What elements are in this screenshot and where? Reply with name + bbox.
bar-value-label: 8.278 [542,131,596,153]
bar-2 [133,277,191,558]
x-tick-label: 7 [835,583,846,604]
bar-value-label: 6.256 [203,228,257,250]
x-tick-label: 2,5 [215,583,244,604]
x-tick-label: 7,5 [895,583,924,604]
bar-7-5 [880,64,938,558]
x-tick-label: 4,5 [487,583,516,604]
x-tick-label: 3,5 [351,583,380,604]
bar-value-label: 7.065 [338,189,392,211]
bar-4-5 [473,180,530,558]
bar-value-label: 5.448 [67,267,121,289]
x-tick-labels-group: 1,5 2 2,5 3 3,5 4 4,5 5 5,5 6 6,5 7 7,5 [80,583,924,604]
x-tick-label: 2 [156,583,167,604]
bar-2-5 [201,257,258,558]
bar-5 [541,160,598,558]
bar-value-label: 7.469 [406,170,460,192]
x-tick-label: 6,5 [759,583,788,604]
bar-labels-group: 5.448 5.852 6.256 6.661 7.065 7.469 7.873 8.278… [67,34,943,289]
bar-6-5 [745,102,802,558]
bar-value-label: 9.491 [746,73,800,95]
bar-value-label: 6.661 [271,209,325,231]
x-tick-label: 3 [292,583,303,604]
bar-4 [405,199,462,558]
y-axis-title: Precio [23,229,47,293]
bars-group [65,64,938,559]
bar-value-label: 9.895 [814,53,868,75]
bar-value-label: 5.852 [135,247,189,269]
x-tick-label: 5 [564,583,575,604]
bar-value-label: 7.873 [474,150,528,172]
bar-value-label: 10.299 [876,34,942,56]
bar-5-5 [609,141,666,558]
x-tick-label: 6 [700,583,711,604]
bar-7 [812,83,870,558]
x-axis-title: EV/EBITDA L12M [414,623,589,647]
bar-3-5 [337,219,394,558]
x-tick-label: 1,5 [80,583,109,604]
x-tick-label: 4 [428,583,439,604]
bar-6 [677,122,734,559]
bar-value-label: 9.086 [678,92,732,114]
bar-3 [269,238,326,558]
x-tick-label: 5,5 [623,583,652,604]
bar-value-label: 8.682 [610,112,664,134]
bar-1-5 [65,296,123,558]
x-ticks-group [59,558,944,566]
***
Exercise brief:
Reproduce every line of the records above without any change.

Output of the task:
What elements are in this screenshot and where? Reply with name + bbox.
bar-value-label: 8.278 [542,131,596,153]
bar-2 [133,277,191,558]
x-tick-label: 7 [835,583,846,604]
bar-value-label: 6.256 [203,228,257,250]
x-tick-label: 2,5 [215,583,244,604]
x-tick-label: 7,5 [895,583,924,604]
bar-7-5 [880,64,938,558]
x-tick-label: 4,5 [487,583,516,604]
x-tick-label: 3,5 [351,583,380,604]
bar-value-label: 7.065 [338,189,392,211]
bar-4-5 [473,180,530,558]
bar-value-label: 5.448 [67,267,121,289]
x-tick-labels-group: 1,5 2 2,5 3 3,5 4 4,5 5 5,5 6 6,5 7 7,5 [80,583,924,604]
x-tick-label: 2 [156,583,167,604]
bar-2-5 [201,257,258,558]
bar-5 [541,160,598,558]
bar-value-label: 7.469 [406,170,460,192]
x-tick-label: 6,5 [759,583,788,604]
bar-labels-group: 5.448 5.852 6.256 6.661 7.065 7.469 7.873 8.278… [67,34,943,289]
bar-6-5 [745,102,802,558]
bar-value-label: 9.491 [746,73,800,95]
bar-value-label: 6.661 [271,209,325,231]
x-tick-label: 3 [292,583,303,604]
bar-4 [405,199,462,558]
y-axis-title: Precio [23,229,47,293]
bars-group [65,64,938,559]
bar-value-label: 9.895 [814,53,868,75]
bar-value-label: 5.852 [135,247,189,269]
x-tick-label: 5 [564,583,575,604]
bar-value-label: 7.873 [474,150,528,172]
bar-value-label: 10.299 [876,34,942,56]
bar-5-5 [609,141,666,558]
x-tick-label: 6 [700,583,711,604]
bar-7 [812,83,870,558]
x-axis-title: EV/EBITDA L12M [414,623,589,647]
bar-3-5 [337,219,394,558]
x-tick-label: 1,5 [80,583,109,604]
x-tick-label: 4 [428,583,439,604]
bar-6 [677,122,734,559]
bar-value-label: 9.086 [678,92,732,114]
bar-3 [269,238,326,558]
x-tick-label: 5,5 [623,583,652,604]
bar-value-label: 8.682 [610,112,664,134]
bar-1-5 [65,296,123,558]
x-ticks-group [59,558,944,566]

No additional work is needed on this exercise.